**Material for this task:**
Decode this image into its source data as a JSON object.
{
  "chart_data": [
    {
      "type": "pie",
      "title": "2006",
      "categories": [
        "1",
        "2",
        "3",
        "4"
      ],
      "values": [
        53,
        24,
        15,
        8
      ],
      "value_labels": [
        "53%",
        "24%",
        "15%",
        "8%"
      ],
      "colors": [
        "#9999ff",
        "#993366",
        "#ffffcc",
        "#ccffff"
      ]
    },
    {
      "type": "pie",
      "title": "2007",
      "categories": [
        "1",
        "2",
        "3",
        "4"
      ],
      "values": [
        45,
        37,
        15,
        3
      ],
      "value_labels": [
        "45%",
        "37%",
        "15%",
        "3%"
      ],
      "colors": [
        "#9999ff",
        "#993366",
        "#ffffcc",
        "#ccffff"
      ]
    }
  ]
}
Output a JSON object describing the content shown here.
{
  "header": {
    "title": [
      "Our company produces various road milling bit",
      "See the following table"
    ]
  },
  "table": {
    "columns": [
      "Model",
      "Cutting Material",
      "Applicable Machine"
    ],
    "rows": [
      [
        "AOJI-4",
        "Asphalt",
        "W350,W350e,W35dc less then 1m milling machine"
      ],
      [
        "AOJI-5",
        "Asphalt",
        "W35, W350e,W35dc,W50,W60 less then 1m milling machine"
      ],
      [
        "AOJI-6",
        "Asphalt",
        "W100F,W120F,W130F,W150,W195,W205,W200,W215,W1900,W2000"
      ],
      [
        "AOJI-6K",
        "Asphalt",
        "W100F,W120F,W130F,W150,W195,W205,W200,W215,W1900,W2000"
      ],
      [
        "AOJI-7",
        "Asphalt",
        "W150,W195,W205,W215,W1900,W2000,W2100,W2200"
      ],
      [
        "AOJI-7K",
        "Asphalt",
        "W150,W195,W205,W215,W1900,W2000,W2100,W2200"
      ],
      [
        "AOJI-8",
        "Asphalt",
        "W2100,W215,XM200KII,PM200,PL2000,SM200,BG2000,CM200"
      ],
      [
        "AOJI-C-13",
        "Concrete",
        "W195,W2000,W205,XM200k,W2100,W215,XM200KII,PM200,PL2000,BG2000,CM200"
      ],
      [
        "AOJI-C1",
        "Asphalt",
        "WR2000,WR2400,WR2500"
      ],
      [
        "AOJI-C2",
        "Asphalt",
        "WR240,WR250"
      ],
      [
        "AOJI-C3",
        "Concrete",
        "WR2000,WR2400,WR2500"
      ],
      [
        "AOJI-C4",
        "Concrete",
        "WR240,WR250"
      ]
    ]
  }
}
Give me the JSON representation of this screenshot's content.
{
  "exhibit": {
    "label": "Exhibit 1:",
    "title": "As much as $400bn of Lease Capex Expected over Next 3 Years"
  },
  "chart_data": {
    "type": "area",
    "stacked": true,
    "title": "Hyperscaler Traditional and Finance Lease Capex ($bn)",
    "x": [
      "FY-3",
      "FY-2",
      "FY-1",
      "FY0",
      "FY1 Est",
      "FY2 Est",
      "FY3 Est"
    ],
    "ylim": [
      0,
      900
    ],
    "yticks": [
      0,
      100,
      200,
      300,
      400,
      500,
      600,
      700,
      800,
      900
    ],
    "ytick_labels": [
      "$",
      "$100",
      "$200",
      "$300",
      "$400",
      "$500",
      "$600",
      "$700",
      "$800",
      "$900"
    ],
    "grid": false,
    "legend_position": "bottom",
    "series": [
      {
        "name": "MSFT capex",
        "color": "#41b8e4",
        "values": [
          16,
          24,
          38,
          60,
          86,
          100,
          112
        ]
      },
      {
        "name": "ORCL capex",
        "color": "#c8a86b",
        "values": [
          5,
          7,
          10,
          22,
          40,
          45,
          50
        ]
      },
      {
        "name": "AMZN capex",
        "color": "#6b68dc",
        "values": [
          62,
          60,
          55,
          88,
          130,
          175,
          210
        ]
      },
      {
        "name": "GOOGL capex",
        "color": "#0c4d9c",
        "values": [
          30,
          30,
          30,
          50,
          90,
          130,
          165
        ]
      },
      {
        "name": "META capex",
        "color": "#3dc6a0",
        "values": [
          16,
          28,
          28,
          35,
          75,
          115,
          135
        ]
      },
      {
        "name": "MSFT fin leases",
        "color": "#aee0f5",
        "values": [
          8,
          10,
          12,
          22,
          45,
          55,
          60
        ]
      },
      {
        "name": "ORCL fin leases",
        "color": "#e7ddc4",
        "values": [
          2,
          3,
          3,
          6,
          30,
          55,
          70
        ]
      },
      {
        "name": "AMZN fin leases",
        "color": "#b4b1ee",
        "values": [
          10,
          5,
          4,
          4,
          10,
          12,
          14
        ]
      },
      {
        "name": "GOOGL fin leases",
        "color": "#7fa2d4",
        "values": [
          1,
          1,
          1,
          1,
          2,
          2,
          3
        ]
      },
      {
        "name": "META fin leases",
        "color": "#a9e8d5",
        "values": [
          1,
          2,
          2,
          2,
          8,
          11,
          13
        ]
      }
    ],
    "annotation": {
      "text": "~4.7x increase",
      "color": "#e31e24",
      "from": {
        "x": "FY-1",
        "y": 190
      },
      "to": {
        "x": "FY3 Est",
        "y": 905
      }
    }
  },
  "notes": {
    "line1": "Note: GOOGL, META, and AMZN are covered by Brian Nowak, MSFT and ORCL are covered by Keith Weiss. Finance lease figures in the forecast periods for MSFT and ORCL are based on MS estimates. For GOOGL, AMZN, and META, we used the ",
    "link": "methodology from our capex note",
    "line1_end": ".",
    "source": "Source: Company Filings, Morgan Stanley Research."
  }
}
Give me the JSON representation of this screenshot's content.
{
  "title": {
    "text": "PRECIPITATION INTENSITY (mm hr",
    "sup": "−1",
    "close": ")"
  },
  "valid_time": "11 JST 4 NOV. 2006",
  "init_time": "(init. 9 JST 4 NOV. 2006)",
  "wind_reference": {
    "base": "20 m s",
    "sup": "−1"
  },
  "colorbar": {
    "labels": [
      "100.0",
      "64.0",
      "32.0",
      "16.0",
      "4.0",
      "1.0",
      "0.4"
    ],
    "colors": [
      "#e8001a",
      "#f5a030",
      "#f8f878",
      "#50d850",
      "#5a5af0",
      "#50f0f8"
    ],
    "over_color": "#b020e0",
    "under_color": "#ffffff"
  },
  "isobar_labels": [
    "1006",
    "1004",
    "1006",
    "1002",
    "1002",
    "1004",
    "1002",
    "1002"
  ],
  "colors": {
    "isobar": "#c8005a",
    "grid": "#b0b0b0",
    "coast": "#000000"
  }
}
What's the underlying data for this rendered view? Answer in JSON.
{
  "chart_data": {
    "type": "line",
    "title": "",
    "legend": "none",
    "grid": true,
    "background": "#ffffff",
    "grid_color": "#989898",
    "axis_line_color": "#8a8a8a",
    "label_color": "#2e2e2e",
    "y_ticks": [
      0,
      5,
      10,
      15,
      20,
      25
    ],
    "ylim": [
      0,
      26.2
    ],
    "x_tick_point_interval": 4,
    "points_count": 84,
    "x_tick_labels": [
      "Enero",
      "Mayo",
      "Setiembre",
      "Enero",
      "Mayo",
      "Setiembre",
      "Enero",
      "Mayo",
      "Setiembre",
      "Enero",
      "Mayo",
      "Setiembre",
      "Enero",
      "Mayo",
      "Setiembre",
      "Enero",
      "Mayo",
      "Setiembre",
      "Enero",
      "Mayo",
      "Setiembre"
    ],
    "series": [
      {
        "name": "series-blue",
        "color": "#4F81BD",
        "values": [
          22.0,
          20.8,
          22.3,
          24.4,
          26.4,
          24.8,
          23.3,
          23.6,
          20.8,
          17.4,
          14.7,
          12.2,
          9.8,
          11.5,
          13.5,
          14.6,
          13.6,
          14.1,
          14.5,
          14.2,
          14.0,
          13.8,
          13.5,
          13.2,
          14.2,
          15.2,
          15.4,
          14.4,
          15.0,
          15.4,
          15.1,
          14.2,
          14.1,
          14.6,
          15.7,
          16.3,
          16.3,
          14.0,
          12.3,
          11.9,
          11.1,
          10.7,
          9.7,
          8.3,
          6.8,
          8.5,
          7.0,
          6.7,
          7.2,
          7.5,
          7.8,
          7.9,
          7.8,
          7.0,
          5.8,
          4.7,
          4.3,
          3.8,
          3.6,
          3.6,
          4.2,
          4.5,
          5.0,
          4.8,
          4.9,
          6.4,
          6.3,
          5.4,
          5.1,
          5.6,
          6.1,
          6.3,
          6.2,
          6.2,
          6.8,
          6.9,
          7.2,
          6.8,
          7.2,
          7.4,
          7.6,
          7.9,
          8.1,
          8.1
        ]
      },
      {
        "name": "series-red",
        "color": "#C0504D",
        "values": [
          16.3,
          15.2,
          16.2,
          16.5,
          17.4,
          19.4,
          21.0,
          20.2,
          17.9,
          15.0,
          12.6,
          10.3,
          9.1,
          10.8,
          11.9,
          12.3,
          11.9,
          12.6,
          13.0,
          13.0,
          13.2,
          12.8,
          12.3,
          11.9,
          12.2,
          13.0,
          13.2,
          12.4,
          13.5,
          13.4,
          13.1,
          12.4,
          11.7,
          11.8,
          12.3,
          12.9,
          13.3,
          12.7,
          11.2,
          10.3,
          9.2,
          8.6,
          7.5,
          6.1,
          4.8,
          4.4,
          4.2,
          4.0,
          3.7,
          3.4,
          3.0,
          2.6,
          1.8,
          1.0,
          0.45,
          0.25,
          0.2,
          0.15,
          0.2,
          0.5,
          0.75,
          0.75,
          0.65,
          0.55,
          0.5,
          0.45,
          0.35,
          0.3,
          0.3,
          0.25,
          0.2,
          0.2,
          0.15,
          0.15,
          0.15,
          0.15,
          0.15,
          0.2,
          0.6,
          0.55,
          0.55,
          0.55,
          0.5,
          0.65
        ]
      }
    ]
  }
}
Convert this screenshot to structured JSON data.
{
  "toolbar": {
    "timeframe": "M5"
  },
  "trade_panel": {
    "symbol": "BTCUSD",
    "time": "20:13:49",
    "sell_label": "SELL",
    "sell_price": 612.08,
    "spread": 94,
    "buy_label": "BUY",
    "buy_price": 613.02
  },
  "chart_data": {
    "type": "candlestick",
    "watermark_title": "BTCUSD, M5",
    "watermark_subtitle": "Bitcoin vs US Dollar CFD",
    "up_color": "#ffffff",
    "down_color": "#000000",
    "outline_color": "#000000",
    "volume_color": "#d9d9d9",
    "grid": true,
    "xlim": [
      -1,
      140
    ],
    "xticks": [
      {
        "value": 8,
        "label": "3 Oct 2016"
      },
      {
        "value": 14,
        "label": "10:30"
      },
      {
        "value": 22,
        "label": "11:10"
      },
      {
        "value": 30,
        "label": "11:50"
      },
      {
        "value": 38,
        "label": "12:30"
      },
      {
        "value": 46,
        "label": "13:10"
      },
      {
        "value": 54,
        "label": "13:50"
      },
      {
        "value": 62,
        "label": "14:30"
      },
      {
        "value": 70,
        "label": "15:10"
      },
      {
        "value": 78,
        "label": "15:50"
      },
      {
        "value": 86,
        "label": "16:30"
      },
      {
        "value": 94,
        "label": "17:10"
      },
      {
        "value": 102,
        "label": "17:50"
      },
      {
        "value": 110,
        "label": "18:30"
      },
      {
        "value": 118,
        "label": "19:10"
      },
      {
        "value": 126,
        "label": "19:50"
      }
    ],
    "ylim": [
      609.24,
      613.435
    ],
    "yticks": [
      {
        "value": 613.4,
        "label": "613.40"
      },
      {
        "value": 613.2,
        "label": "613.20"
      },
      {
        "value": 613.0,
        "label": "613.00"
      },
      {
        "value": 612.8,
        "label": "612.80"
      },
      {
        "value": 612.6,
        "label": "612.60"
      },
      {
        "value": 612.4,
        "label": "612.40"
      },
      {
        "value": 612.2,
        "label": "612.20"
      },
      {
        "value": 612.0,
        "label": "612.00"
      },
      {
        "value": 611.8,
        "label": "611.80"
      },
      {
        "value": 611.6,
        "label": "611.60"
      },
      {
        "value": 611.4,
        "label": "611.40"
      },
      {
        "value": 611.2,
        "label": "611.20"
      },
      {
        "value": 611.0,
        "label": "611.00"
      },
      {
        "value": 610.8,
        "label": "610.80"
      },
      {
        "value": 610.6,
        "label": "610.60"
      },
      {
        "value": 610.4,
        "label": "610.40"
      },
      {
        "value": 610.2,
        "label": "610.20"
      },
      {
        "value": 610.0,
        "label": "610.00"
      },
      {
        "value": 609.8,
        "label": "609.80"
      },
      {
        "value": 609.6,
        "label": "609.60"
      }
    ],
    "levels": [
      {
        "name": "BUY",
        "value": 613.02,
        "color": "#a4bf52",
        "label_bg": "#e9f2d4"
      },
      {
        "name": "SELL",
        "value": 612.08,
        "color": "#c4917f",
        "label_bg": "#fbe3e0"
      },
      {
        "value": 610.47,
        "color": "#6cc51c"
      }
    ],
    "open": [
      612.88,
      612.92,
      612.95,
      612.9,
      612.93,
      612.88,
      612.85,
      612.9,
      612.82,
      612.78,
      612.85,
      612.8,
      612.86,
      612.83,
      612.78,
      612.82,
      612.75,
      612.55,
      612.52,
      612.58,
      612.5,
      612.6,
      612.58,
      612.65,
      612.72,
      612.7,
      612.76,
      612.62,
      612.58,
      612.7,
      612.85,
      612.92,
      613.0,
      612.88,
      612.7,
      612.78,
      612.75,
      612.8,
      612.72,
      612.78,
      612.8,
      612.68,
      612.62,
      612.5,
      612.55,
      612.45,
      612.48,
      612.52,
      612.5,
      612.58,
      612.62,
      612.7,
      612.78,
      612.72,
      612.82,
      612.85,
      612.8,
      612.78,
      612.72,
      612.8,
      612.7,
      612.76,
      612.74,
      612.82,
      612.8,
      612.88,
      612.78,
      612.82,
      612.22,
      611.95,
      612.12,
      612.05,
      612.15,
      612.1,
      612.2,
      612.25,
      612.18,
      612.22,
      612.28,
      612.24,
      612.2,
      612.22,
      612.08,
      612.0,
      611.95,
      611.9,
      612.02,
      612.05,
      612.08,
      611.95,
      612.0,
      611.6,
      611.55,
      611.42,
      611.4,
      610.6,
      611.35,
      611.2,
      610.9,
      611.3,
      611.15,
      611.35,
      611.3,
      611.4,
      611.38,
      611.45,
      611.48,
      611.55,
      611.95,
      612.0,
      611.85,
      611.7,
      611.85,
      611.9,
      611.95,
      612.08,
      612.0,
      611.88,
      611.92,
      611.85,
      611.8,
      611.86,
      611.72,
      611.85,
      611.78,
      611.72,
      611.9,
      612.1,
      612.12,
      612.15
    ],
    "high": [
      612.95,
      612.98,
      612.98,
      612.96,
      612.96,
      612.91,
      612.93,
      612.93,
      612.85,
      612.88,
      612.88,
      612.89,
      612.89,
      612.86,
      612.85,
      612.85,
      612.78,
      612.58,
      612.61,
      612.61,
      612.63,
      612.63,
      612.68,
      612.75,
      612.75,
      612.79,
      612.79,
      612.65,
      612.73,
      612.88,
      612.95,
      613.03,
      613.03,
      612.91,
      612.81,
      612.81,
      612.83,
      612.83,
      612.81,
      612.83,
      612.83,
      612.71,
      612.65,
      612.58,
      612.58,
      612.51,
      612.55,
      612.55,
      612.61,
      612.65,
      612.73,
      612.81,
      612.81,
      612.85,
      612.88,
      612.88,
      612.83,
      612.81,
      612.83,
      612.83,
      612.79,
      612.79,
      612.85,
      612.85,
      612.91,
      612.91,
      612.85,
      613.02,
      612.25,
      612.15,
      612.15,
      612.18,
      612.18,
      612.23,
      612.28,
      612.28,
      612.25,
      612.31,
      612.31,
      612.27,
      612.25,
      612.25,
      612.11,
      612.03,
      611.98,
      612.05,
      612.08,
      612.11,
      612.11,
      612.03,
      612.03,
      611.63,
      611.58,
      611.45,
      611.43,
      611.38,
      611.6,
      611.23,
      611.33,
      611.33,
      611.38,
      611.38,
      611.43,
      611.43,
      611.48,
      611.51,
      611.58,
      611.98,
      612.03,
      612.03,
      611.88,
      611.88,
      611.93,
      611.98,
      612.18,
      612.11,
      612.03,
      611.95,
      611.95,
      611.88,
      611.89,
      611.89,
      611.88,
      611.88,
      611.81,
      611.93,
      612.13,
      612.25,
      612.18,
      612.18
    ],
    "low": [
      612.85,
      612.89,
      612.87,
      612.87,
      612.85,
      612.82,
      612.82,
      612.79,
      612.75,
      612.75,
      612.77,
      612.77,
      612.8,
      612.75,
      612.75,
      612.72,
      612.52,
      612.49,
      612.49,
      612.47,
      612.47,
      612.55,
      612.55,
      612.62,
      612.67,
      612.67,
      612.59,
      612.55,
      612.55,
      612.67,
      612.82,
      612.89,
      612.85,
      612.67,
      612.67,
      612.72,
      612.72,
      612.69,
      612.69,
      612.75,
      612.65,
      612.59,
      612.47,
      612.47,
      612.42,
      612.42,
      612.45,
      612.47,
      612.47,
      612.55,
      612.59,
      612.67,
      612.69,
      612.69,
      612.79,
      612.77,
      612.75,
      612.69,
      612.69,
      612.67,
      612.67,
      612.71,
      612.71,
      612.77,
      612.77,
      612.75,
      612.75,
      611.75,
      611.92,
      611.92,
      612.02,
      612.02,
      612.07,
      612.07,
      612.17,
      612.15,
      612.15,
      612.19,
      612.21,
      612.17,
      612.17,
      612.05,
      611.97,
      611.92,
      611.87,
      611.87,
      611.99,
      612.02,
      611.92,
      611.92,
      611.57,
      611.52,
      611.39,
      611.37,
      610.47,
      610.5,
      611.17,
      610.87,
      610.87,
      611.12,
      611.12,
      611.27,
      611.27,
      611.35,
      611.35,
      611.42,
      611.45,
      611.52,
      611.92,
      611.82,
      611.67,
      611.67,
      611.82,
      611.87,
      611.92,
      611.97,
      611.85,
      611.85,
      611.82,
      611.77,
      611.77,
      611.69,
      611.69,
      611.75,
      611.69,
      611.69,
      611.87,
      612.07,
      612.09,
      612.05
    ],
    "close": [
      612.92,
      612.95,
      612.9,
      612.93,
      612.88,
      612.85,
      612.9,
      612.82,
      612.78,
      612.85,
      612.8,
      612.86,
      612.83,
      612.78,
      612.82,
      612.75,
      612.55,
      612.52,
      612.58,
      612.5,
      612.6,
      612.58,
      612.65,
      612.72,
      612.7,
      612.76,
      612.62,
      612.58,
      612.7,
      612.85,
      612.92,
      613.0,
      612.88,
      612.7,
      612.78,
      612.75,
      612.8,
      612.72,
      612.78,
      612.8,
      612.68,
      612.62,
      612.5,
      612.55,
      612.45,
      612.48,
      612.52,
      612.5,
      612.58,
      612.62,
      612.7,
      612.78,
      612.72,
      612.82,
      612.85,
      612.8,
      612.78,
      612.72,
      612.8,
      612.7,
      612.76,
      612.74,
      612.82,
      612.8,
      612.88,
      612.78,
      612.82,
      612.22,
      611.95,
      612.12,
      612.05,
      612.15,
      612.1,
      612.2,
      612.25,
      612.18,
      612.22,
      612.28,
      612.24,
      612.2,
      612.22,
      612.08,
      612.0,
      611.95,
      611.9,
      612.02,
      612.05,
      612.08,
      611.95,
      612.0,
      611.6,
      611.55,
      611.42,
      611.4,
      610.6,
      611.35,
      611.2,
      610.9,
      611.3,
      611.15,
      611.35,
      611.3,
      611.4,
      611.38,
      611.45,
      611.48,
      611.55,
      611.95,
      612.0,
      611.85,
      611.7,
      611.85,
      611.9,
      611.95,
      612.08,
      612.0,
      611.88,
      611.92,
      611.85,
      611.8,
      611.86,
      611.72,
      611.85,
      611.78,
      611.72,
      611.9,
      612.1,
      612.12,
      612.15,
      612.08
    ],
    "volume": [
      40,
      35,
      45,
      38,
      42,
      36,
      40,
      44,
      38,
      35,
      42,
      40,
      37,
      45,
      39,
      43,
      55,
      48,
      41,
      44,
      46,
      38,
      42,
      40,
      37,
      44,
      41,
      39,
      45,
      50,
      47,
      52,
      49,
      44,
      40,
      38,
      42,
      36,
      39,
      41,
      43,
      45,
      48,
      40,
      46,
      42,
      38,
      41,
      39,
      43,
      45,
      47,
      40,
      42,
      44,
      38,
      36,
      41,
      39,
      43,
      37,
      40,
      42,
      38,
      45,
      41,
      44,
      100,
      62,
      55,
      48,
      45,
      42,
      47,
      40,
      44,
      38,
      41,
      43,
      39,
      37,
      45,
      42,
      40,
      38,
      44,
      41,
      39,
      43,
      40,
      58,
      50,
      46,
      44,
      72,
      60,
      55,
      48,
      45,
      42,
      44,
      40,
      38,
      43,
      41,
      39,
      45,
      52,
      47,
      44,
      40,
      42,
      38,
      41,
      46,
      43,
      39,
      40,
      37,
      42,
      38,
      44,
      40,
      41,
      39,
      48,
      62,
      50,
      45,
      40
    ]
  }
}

**Aim:** Search the records above for the string "text". Copy every line that contains it.

**Result for this exercise:**
      "text": "~4.7x increase",
    "text": "PRECIPITATION INTENSITY (mm hr",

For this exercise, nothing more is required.